Each record below is to be copied word for word, with pictures removed.

>> BEGIN Data for this task

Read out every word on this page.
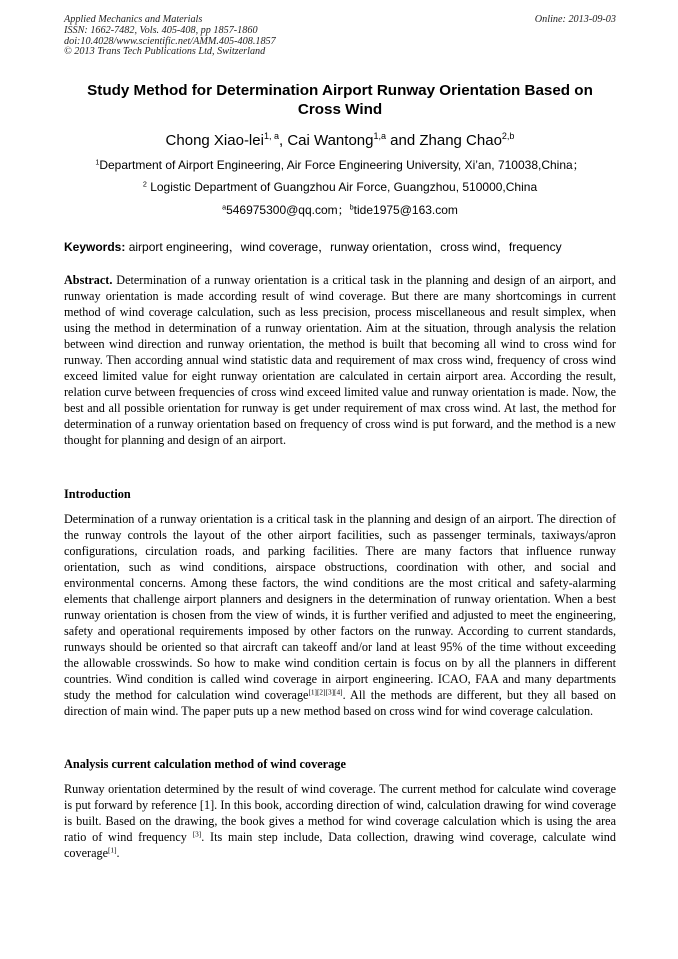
Applied Mechanics and Materials
ISSN: 1662-7482, Vols. 405-408, pp 1857-1860
doi:10.4028/www.scientific.net/AMM.405-408.1857
© 2013 Trans Tech Publications Ltd, Switzerland
Online: 2013-09-03
Study Method for Determination Airport Runway Orientation Based on Cross Wind
Chong Xiao-lei$^{1, a}$, Cai Wantong$^{1,a}$ and Zhang Chao$^{2,b}$
$^1$Department of Airport Engineering, Air Force Engineering University, Xi’an, 710038,China；
$^2$ Logistic Department of Guangzhou Air Force, Guangzhou, 510000,China
$^a$546975300@qq.com；$^b$tide1975@163.com
Keywords: airport engineering，wind coverage，runway orientation，cross wind，frequency
Abstract. Determination of a runway orientation is a critical task in the planning and design of an airport, and runway orientation is made according result of wind coverage. But there are many shortcomings in current method of wind coverage calculation, such as less precision, process miscellaneous and result simplex, when using the method in determination of a runway orientation. Aim at the situation, through analysis the relation between wind direction and runway orientation, the method is built that becoming all wind to cross wind for runway. Then according annual wind statistic data and requirement of max cross wind, frequency of cross wind exceed limited value for eight runway orientation are calculated in certain airport area. According the result, relation curve between frequencies of cross wind exceed limited value and runway orientation is made. Now, the best and all possible orientation for runway is get under requirement of max cross wind. At last, the method for determination of a runway orientation based on frequency of cross wind is put forward, and the method is a new thought for planning and design of an airport.
Introduction
Determination of a runway orientation is a critical task in the planning and design of an airport. The direction of the runway controls the layout of the other airport facilities, such as passenger terminals, taxiways/apron configurations, circulation roads, and parking facilities. There are many factors that influence runway orientation, such as wind conditions, airspace obstructions, coordination with other, and social and environmental concerns. Among these factors, the wind conditions are the most critical and safety-alarming elements that challenge airport planners and designers in the determination of runway orientation. When a best runway orientation is chosen from the view of winds, it is further verified and adjusted to meet the engineering, safety and operational requirements imposed by other factors on the runway. According to current standards, runways should be oriented so that aircraft can takeoff and/or land at least 95% of the time without exceeding the allowable crosswinds. So how to make wind condition certain is focus on by all the planners in different countries. Wind condition is called wind coverage in airport engineering. ICAO, FAA and many departments study the method for calculation wind coverage[1][2][3][4]. All the methods are different, but they all based on direction of main wind. The paper puts up a new method based on cross wind for wind coverage calculation.
Analysis current calculation method of wind coverage
Runway orientation determined by the result of wind coverage. The current method for calculate wind coverage is put forward by reference [1]. In this book, according direction of wind, calculation drawing for wind coverage is built. Based on the drawing, the book gives a method for wind coverage calculation which is using the area ratio of wind frequency [3]. Its main step include, Data collection, drawing wind coverage, calculate wind coverage[1].
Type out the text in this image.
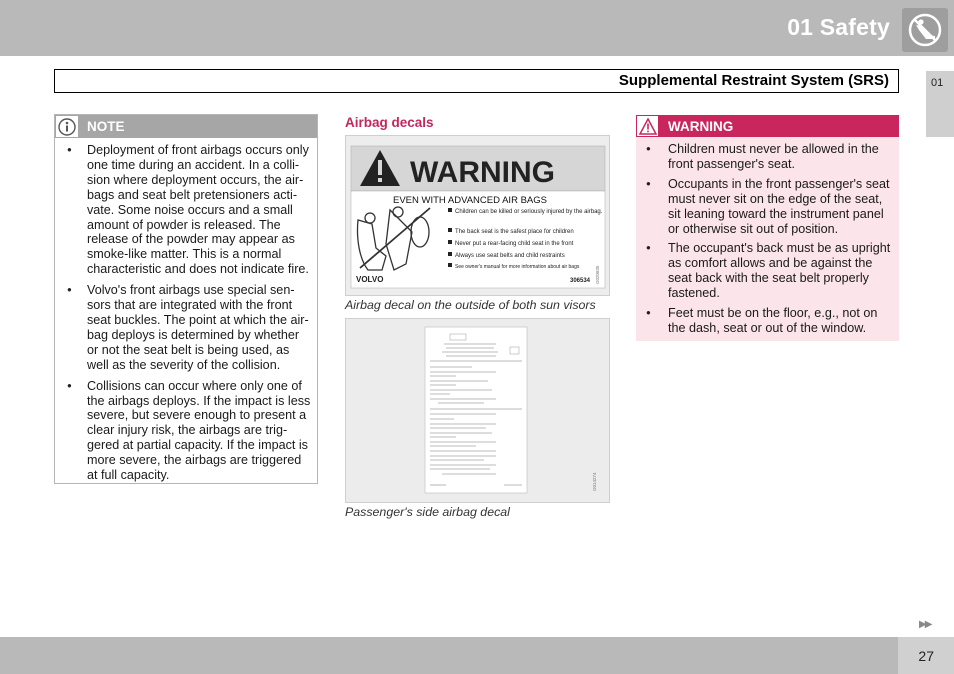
01 Safety
Supplemental Restraint System (SRS)	01
NOTE
● Deployment of front airbags occurs only one time during an accident. In a colli- sion where deployment occurs, the air- bags and seat belt pretensioners acti- vate. Some noise occurs and a small amount of powder is released. The release of the powder may appear as smoke-like matter. This is a normal characteristic and does not indicate fire.
● Volvo's front airbags use special sen- sors that are integrated with the front seat buckles. The point at which the air- bag deploys is determined by whether or not the seat belt is being used, as well as the severity of the collision.
● Collisions can occur where only one of the airbags deploys. If the impact is less severe, but severe enough to present a clear injury risk, the airbags are trig- gered at partial capacity. If the impact is more severe, the airbags are triggered at full capacity.
Airbag decals
WARNING
EVEN WITH ADVANCED AIR BAGS
Children can be killed or seriously injured by the airbag.
The back seat is the safest place for children
Never put a rear-facing child seat in the front
Always use seat belts and child restraints
See owner's manual for more information about air bags
VOLVO	306534 G020835
Airbag decal on the outside of both sun visors
G014274
Passenger's side airbag decal
WARNING
● Children must never be allowed in the front passenger's seat.
● Occupants in the front passenger's seat must never sit on the edge of the seat, sit leaning toward the instrument panel or otherwise sit out of position.
● The occupant's back must be as upright as comfort allows and be against the seat back with the seat belt properly fastened.
● Feet must be on the floor, e.g., not on the dash, seat or out of the window.
▶▶
27
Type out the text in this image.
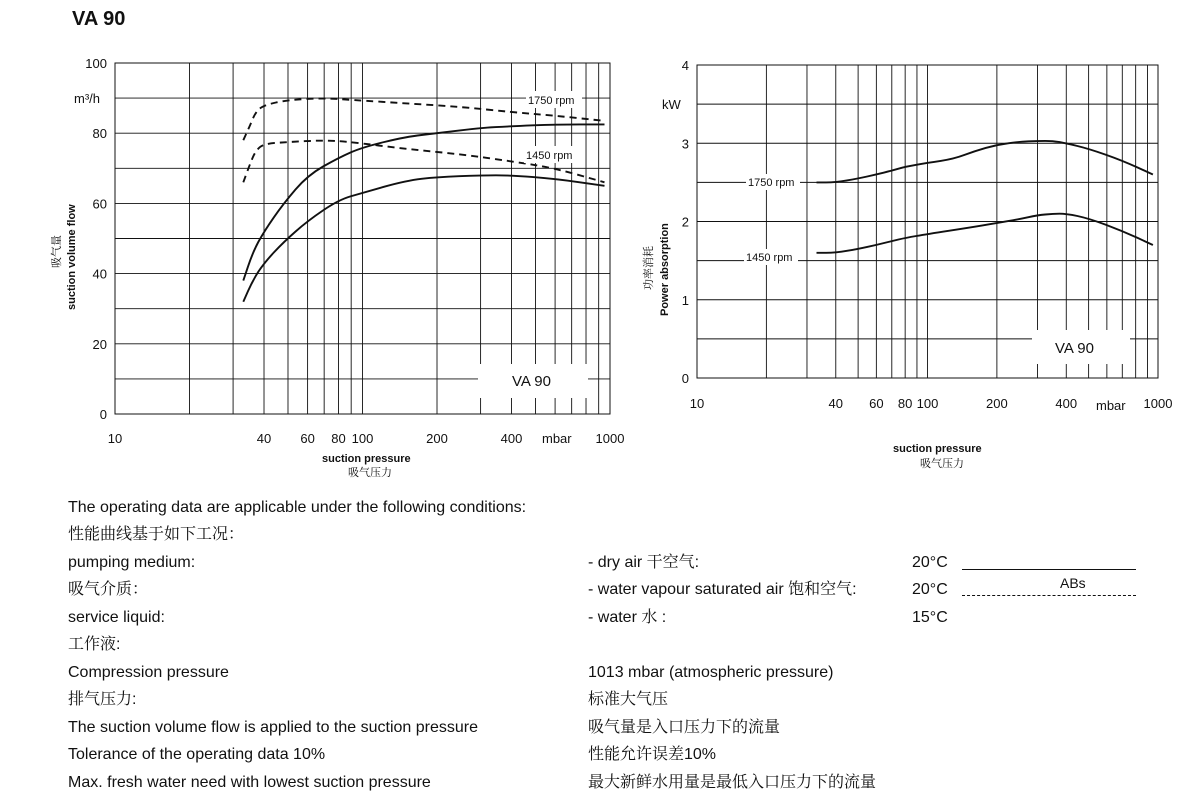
VA 90
0
20
40
60
80
100
10	40 60 80 100	200	400	1000
VA 90
1750 rpm
1450 rpm
m³/h
mbar
suction pressure
吸气压力
suction volume flow
吸气量
0
1
2
3
4
10	40 60 80 100	200	400	1000
VA 90
1750 rpm
1450 rpm
kW
mbar
suction pressure
吸气压力
Power absorption
功率消耗
The operating data are applicable under the following conditions:
性能曲线基于如下工况：
pumping medium:	- dry air 干空气:	20°C
吸气介质：	- water vapour saturated air 饱和空气:	20°C	ABs
service liquid:	- water 水 :	15°C
工作液:
Compression pressure	1013 mbar (atmospheric pressure)
排气压力:	标准大气压
The suction volume flow is applied to the suction pressure	吸气量是入口压力下的流量
Tolerance of the operating data 10%	性能允许误差10%
Max. fresh water need with lowest suction pressure	最大新鲜水用量是最低入口压力下的流量
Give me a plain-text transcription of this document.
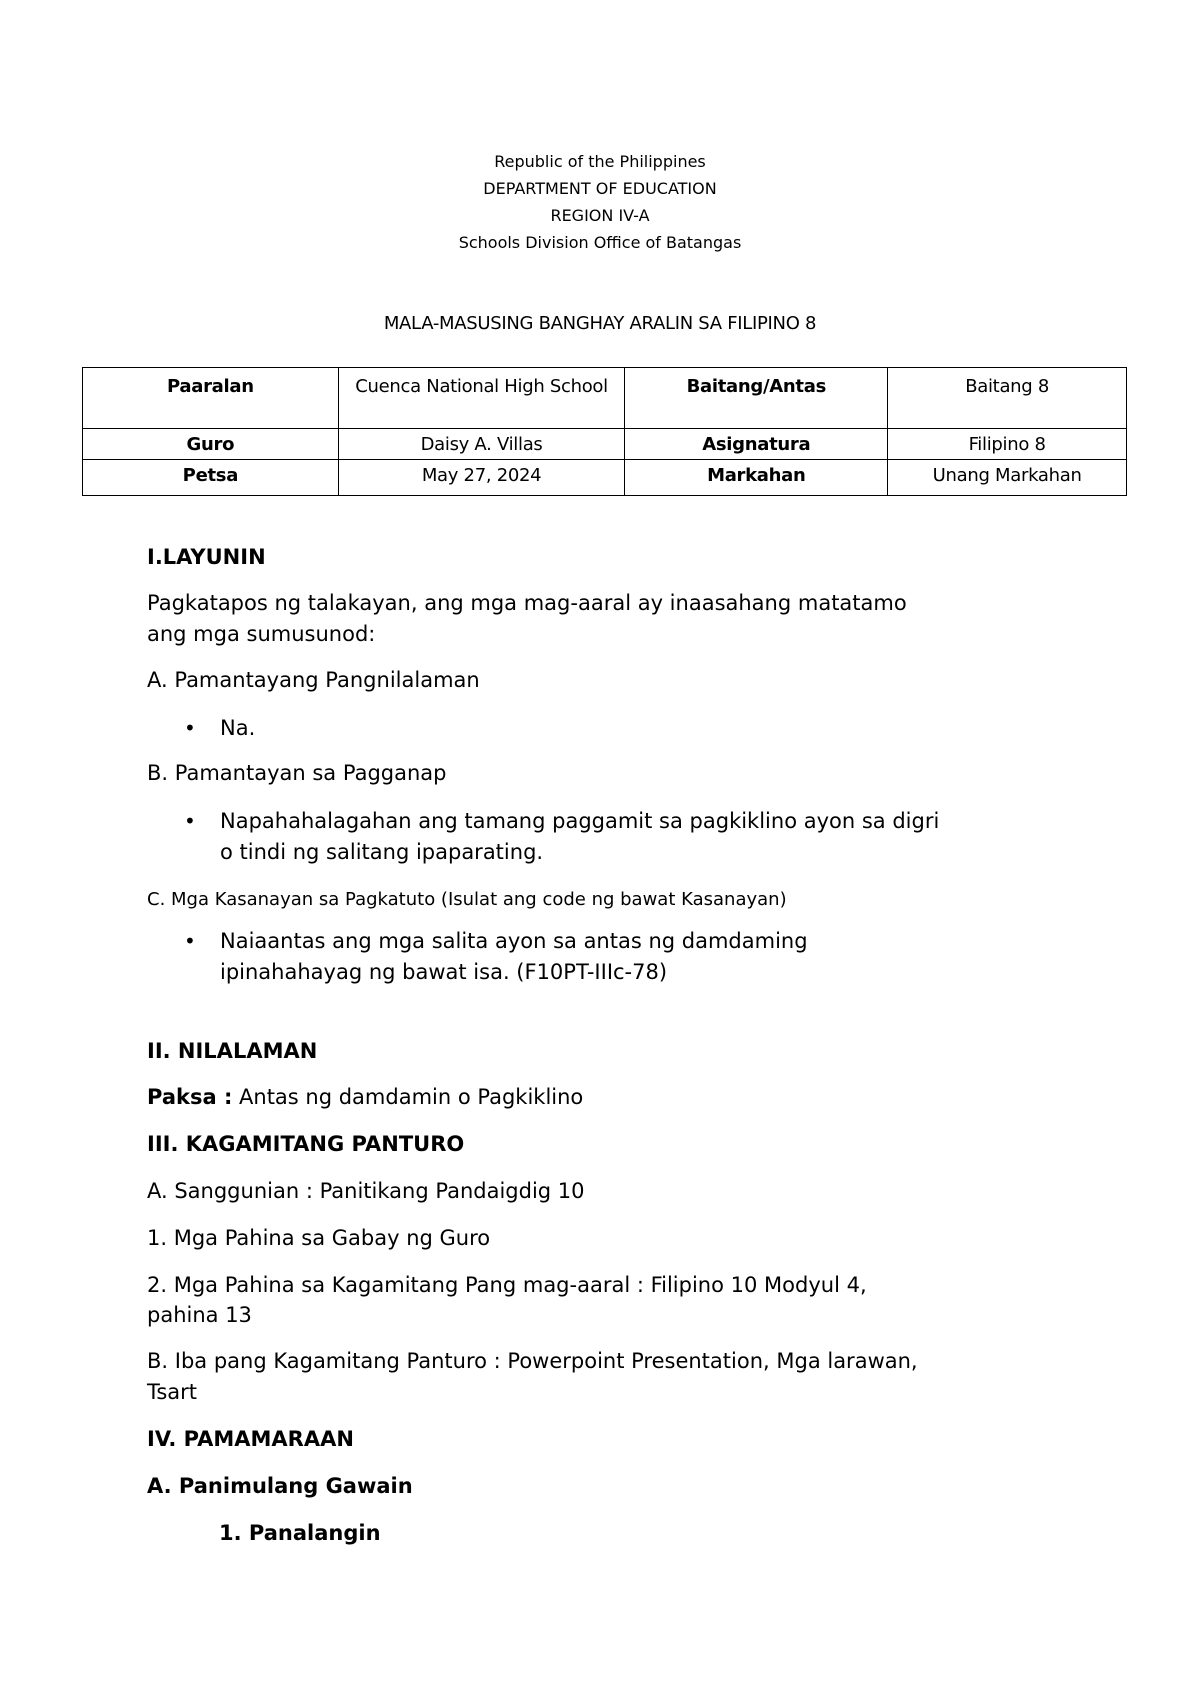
Republic of the Philippines
DEPARTMENT OF EDUCATION
REGION IV-A
Schools Division Office of Batangas
MALA-MASUSING BANGHAY ARALIN SA FILIPINO 8
Paaralan	Cuenca National High School	Baitang/Antas	Baitang 8
Guro	Daisy A. Villas	Asignatura	Filipino 8
Petsa	May 27, 2024	Markahan	Unang Markahan
I.LAYUNIN
Pagkatapos ng talakayan, ang mga mag-aaral ay inaasahang matatamo
ang mga sumusunod:
A. Pamantayang Pangnilalaman
• Na.
B. Pamantayan sa Pagganap
• Napahahalagahan ang tamang paggamit sa pagkiklino ayon sa digri
o tindi ng salitang ipaparating.
C. Mga Kasanayan sa Pagkatuto (Isulat ang code ng bawat Kasanayan)
• Naiaantas ang mga salita ayon sa antas ng damdaming
ipinahahayag ng bawat isa. (F10PT-IIIc-78)
II. NILALAMAN
Paksa : Antas ng damdamin o Pagkiklino
III. KAGAMITANG PANTURO
A. Sanggunian : Panitikang Pandaigdig 10
1. Mga Pahina sa Gabay ng Guro
2. Mga Pahina sa Kagamitang Pang mag-aaral : Filipino 10 Modyul 4,
pahina 13
B. Iba pang Kagamitang Panturo : Powerpoint Presentation, Mga larawan,
Tsart
IV. PAMAMARAAN
A. Panimulang Gawain
1. Panalangin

>> END Data for this task

Full response >>
Read out every word on this page.
Applied Mechanics and Materials
ISSN: 1662-7482, Vols. 405-408, pp 1857-1860
doi:10.4028/www.scientific.net/AMM.405-408.1857
© 2013 Trans Tech Publications Ltd, Switzerland
Online: 2013-09-03
Study Method for Determination Airport Runway Orientation Based on Cross Wind
Chong Xiao-lei$^{1, a}$, Cai Wantong$^{1,a}$ and Zhang Chao$^{2,b}$
$^1$Department of Airport Engineering, Air Force Engineering University, Xi’an, 710038,China；
$^2$ Logistic Department of Guangzhou Air Force, Guangzhou, 510000,China
$^a$546975300@qq.com；$^b$tide1975@163.com
Keywords: airport engineering，wind coverage，runway orientation，cross wind，frequency
Abstract. Determination of a runway orientation is a critical task in the planning and design of an airport, and runway orientation is made according result of wind coverage. But there are many shortcomings in current method of wind coverage calculation, such as less precision, process miscellaneous and result simplex, when using the method in determination of a runway orientation. Aim at the situation, through analysis the relation between wind direction and runway orientation, the method is built that becoming all wind to cross wind for runway. Then according annual wind statistic data and requirement of max cross wind, frequency of cross wind exceed limited value for eight runway orientation are calculated in certain airport area. According the result, relation curve between frequencies of cross wind exceed limited value and runway orientation is made. Now, the best and all possible orientation for runway is get under requirement of max cross wind. At last, the method for determination of a runway orientation based on frequency of cross wind is put forward, and the method is a new thought for planning and design of an airport.
Introduction
Determination of a runway orientation is a critical task in the planning and design of an airport. The direction of the runway controls the layout of the other airport facilities, such as passenger terminals, taxiways/apron configurations, circulation roads, and parking facilities. There are many factors that influence runway orientation, such as wind conditions, airspace obstructions, coordination with other, and social and environmental concerns. Among these factors, the wind conditions are the most critical and safety-alarming elements that challenge airport planners and designers in the determination of runway orientation. When a best runway orientation is chosen from the view of winds, it is further verified and adjusted to meet the engineering, safety and operational requirements imposed by other factors on the runway. According to current standards, runways should be oriented so that aircraft can takeoff and/or land at least 95% of the time without exceeding the allowable crosswinds. So how to make wind condition certain is focus on by all the planners in different countries. Wind condition is called wind coverage in airport engineering. ICAO, FAA and many departments study the method for calculation wind coverage[1][2][3][4]. All the methods are different, but they all based on direction of main wind. The paper puts up a new method based on cross wind for wind coverage calculation.
Analysis current calculation method of wind coverage
Runway orientation determined by the result of wind coverage. The current method for calculate wind coverage is put forward by reference [1]. In this book, according direction of wind, calculation drawing for wind coverage is built. Based on the drawing, the book gives a method for wind coverage calculation which is using the area ratio of wind frequency [3]. Its main step include, Data collection, drawing wind coverage, calculate wind coverage[1].
Type out the text in this image.
01 Safety
Supplemental Restraint System (SRS)	01
NOTE
● Deployment of front airbags occurs only one time during an accident. In a colli- sion where deployment occurs, the air- bags and seat belt pretensioners acti- vate. Some noise occurs and a small amount of powder is released. The release of the powder may appear as smoke-like matter. This is a normal characteristic and does not indicate fire.
● Volvo's front airbags use special sen- sors that are integrated with the front seat buckles. The point at which the air- bag deploys is determined by whether or not the seat belt is being used, as well as the severity of the collision.
● Collisions can occur where only one of the airbags deploys. If the impact is less severe, but severe enough to present a clear injury risk, the airbags are trig- gered at partial capacity. If the impact is more severe, the airbags are triggered at full capacity.
Airbag decals
WARNING
EVEN WITH ADVANCED AIR BAGS
Children can be killed or seriously injured by the airbag.
The back seat is the safest place for children
Never put a rear-facing child seat in the front
Always use seat belts and child restraints
See owner's manual for more information about air bags
VOLVO	306534 G020835
Airbag decal on the outside of both sun visors
G014274
Passenger's side airbag decal
WARNING
● Children must never be allowed in the front passenger's seat.
● Occupants in the front passenger's seat must never sit on the edge of the seat, sit leaning toward the instrument panel or otherwise sit out of position.
● The occupant's back must be as upright as comfort allows and be against the seat back with the seat belt properly fastened.
● Feet must be on the floor, e.g., not on the dash, seat or out of the window.
▶▶
27
Type out the text in this image.
VA 90
0
20
40
60
80
100
10	40 60 80 100	200	400	1000
VA 90
1750 rpm
1450 rpm
m³/h
mbar
suction pressure
吸气压力
suction volume flow
吸气量
0
1
2
3
4
10	40 60 80 100	200	400	1000
VA 90
1750 rpm
1450 rpm
kW
mbar
suction pressure
吸气压力
Power absorption
功率消耗
The operating data are applicable under the following conditions:
性能曲线基于如下工况：
pumping medium:	- dry air 干空气:	20°C
吸气介质：	- water vapour saturated air 饱和空气:	20°C	ABs
service liquid:	- water 水 :	15°C
工作液:
Compression pressure	1013 mbar (atmospheric pressure)
排气压力:	标准大气压
The suction volume flow is applied to the suction pressure	吸气量是入口压力下的流量
Tolerance of the operating data 10%	性能允许误差10%
Max. fresh water need with lowest suction pressure	最大新鲜水用量是最低入口压力下的流量
Give me a plain-text transcription of this document.
Republic of the Philippines
DEPARTMENT OF EDUCATION
REGION IV-A
Schools Division Office of Batangas
MALA-MASUSING BANGHAY ARALIN SA FILIPINO 8
Paaralan	Cuenca National High School	Baitang/Antas	Baitang 8
Guro	Daisy A. Villas	Asignatura	Filipino 8
Petsa	May 27, 2024	Markahan	Unang Markahan
I.LAYUNIN
Pagkatapos ng talakayan, ang mga mag-aaral ay inaasahang matatamo
ang mga sumusunod:
A. Pamantayang Pangnilalaman
• Na.
B. Pamantayan sa Pagganap
• Napahahalagahan ang tamang paggamit sa pagkiklino ayon sa digri
o tindi ng salitang ipaparating.
C. Mga Kasanayan sa Pagkatuto (Isulat ang code ng bawat Kasanayan)
• Naiaantas ang mga salita ayon sa antas ng damdaming
ipinahahayag ng bawat isa. (F10PT-IIIc-78)
II. NILALAMAN
Paksa : Antas ng damdamin o Pagkiklino
III. KAGAMITANG PANTURO
A. Sanggunian : Panitikang Pandaigdig 10
1. Mga Pahina sa Gabay ng Guro
2. Mga Pahina sa Kagamitang Pang mag-aaral : Filipino 10 Modyul 4,
pahina 13
B. Iba pang Kagamitang Panturo : Powerpoint Presentation, Mga larawan,
Tsart
IV. PAMAMARAAN
A. Panimulang Gawain
1. Panalangin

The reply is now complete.